** begin THE RECORDS **

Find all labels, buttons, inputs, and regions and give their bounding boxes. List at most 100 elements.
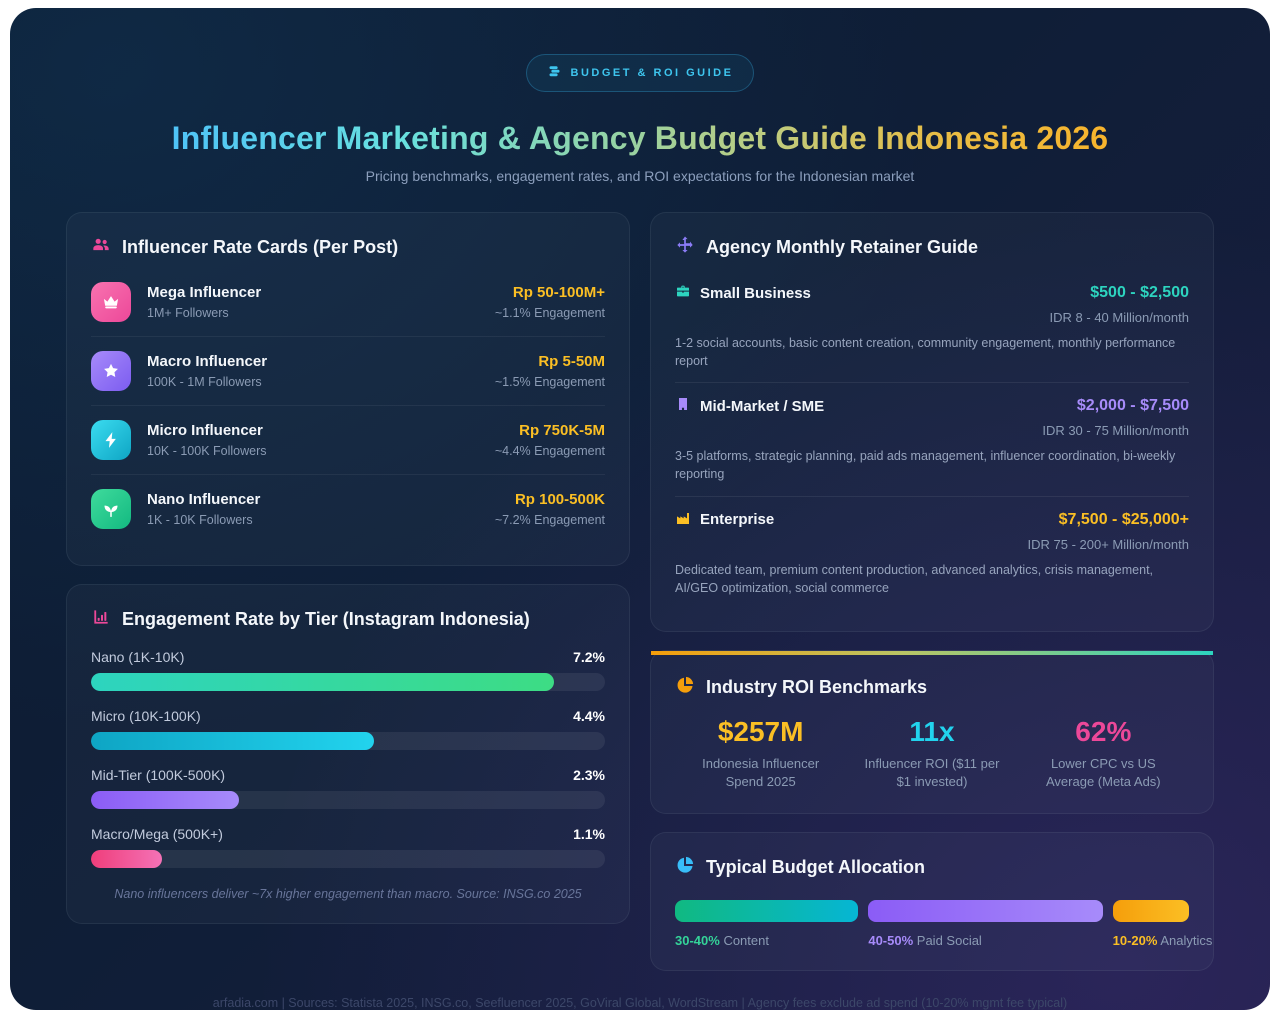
bar-category: Micro (10K-100K) bbox=[91, 708, 201, 724]
roi-stat-roi: 11x Influencer ROI ($11 per $1 invested) bbox=[846, 716, 1017, 791]
pie-chart-icon bbox=[675, 855, 695, 880]
segment-label: Paid Social bbox=[916, 933, 982, 949]
roi-label: Influencer ROI ($11 per $1 invested) bbox=[864, 755, 1000, 789]
bar-track bbox=[91, 673, 605, 691]
rate-followers: 100K - 1M Followers bbox=[147, 375, 262, 389]
roi-value: 62% bbox=[1075, 715, 1132, 747]
bar-fill bbox=[91, 791, 239, 809]
bar-group-midtier: Mid-Tier (100K-500K) 2.3% bbox=[91, 767, 605, 809]
tier-price: $7,500 - $25,000+ bbox=[1058, 510, 1189, 528]
roi-value: $257M bbox=[717, 715, 804, 747]
budget-title: Typical Budget Allocation bbox=[706, 857, 926, 878]
retainer-card: Agency Monthly Retainer Guide Small Busi… bbox=[650, 212, 1214, 632]
tier-description: Dedicated team, premium content producti… bbox=[675, 562, 1154, 595]
segment-bar bbox=[1112, 900, 1189, 923]
bar-category: Mid-Tier (100K-500K) bbox=[91, 767, 226, 783]
building-icon bbox=[675, 396, 691, 416]
roi-label: Lower CPC vs US Average (Meta Ads) bbox=[1045, 755, 1161, 789]
page-title: Influencer Marketing & Agency Budget Gui… bbox=[171, 120, 1109, 156]
rate-engagement: ~1.5% Engagement bbox=[494, 375, 605, 389]
infographic-canvas: BUDGET & ROI GUIDE Influencer Marketing … bbox=[10, 8, 1270, 1010]
segment-bar bbox=[868, 900, 1103, 923]
footer-sources: arfadia.com | Sources: Statista 2025, IN… bbox=[212, 996, 1068, 1010]
sprout-icon bbox=[91, 489, 131, 529]
segment-range: 40-50% bbox=[868, 933, 914, 949]
rate-rows: Mega Influencer 1M+ Followers Rp 50-100M… bbox=[91, 268, 605, 543]
bar-chart-icon bbox=[91, 607, 111, 632]
bar-group-micro: Micro (10K-100K) 4.4% bbox=[91, 708, 605, 750]
segment-range: 10-20% bbox=[1112, 933, 1158, 949]
badge-pill: BUDGET & ROI GUIDE bbox=[525, 54, 755, 92]
tier-price: $500 - $2,500 bbox=[1090, 284, 1189, 301]
tier-small-business: Small Business $500 - $2,500 IDR 8 - 40 … bbox=[675, 270, 1189, 384]
rate-price: Rp 50-100M+ bbox=[512, 284, 605, 301]
segment-range: 30-40% bbox=[675, 933, 720, 949]
bar-category: Nano (1K-10K) bbox=[91, 649, 185, 665]
segment-content: 30-40% Content bbox=[675, 900, 859, 949]
crown-icon bbox=[91, 282, 131, 322]
page-subtitle: Pricing benchmarks, engagement rates, an… bbox=[365, 168, 915, 184]
star-icon bbox=[91, 351, 131, 391]
rate-followers: 1K - 10K Followers bbox=[147, 513, 253, 527]
roi-benchmarks-card: Industry ROI Benchmarks $257M Indonesia … bbox=[650, 649, 1214, 815]
rate-price: Rp 750K-5M bbox=[519, 422, 605, 439]
rate-row-mega: Mega Influencer 1M+ Followers Rp 50-100M… bbox=[91, 268, 605, 337]
bar-track bbox=[91, 732, 605, 750]
rate-name: Micro Influencer bbox=[147, 422, 263, 439]
tier-idr: IDR 75 - 200+ Million/month bbox=[1027, 536, 1190, 552]
bar-group-nano: Nano (1K-10K) 7.2% bbox=[91, 649, 605, 691]
users-group-icon bbox=[91, 235, 111, 260]
bolt-icon bbox=[91, 420, 131, 460]
right-column: Agency Monthly Retainer Guide Small Busi… bbox=[650, 212, 1214, 972]
bar-value: 7.2% bbox=[573, 649, 605, 665]
retainer-title: Agency Monthly Retainer Guide bbox=[706, 237, 979, 257]
rate-name: Macro Influencer bbox=[147, 353, 268, 370]
rate-followers: 10K - 100K Followers bbox=[147, 444, 267, 458]
rate-row-macro: Macro Influencer 100K - 1M Followers Rp … bbox=[91, 337, 605, 406]
rate-name: Mega Influencer bbox=[147, 284, 262, 301]
rate-price: Rp 5-50M bbox=[538, 353, 605, 370]
move-arrows-icon bbox=[675, 235, 695, 260]
tier-name: Small Business bbox=[700, 284, 811, 302]
tier-mid-market: Mid-Market / SME $2,000 - $7,500 IDR 30 … bbox=[675, 383, 1189, 497]
tier-idr: IDR 8 - 40 Million/month bbox=[1049, 310, 1189, 325]
left-column: Influencer Rate Cards (Per Post) Mega In… bbox=[66, 212, 630, 924]
segment-label: Content bbox=[723, 933, 769, 949]
tier-idr: IDR 30 - 75 Million/month bbox=[1042, 423, 1189, 439]
roi-label: Indonesia Influencer Spend 2025 bbox=[702, 755, 820, 789]
bar-track bbox=[91, 791, 605, 809]
roi-value: 11x bbox=[909, 715, 955, 747]
header: BUDGET & ROI GUIDE Influencer Marketing … bbox=[10, 8, 1270, 184]
briefcase-icon bbox=[675, 283, 691, 303]
tier-description: 3-5 platforms, strategic planning, paid … bbox=[675, 449, 1176, 482]
tier-description: 1-2 social accounts, basic content creat… bbox=[675, 336, 1176, 369]
badge-label: BUDGET & ROI GUIDE bbox=[570, 67, 734, 79]
bar-groups: Nano (1K-10K) 7.2% Micro (10K-100K) 4.4% bbox=[91, 649, 605, 868]
bar-track bbox=[91, 850, 605, 868]
rate-row-micro: Micro Influencer 10K - 100K Followers Rp… bbox=[91, 406, 605, 475]
bar-value: 2.3% bbox=[573, 767, 605, 783]
rate-engagement: ~4.4% Engagement bbox=[494, 444, 605, 458]
tier-name: Enterprise bbox=[700, 511, 775, 528]
chart-note: Nano influencers deliver ~7x higher enga… bbox=[114, 887, 582, 901]
roi-stat-spend: $257M Indonesia Influencer Spend 2025 bbox=[675, 716, 846, 791]
rate-name: Nano Influencer bbox=[147, 491, 261, 508]
engagement-chart-card: Engagement Rate by Tier (Instagram Indon… bbox=[66, 584, 630, 924]
budget-allocation-card: Typical Budget Allocation 30-40% Content… bbox=[650, 832, 1214, 972]
tier-price: $2,000 - $7,500 bbox=[1076, 397, 1189, 415]
rate-cards-card: Influencer Rate Cards (Per Post) Mega In… bbox=[66, 212, 630, 566]
rate-cards-title: Influencer Rate Cards (Per Post) bbox=[122, 237, 399, 257]
rate-row-nano: Nano Influencer 1K - 10K Followers Rp 10… bbox=[91, 475, 605, 543]
pie-chart-icon bbox=[675, 675, 695, 700]
tier-enterprise: Enterprise $7,500 - $25,000+ IDR 75 - 20… bbox=[675, 497, 1189, 609]
bar-group-macromega: Macro/Mega (500K+) 1.1% bbox=[91, 826, 605, 868]
bar-value: 1.1% bbox=[573, 826, 605, 842]
segment-analytics: 10-20% Analytics bbox=[1112, 900, 1212, 949]
budget-segments: 30-40% Content 40-50% Paid Social 10-20%… bbox=[675, 900, 1212, 949]
rate-engagement: ~1.1% Engagement bbox=[494, 306, 605, 320]
roi-stat-cpc: 62% Lower CPC vs US Average (Meta Ads) bbox=[1018, 716, 1189, 791]
rate-engagement: ~7.2% Engagement bbox=[494, 513, 605, 527]
rate-price: Rp 100-500K bbox=[514, 491, 605, 508]
bar-value: 4.4% bbox=[573, 708, 605, 724]
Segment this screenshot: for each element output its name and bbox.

** end THE RECORDS **

CHALLENGE
Select every line in the material above that contains the string "track".

TASK ANSWER
bar-track bbox=[91, 673, 605, 691]
bar-track bbox=[91, 732, 605, 750]
bar-track bbox=[91, 791, 605, 809]
bar-track bbox=[91, 850, 605, 868]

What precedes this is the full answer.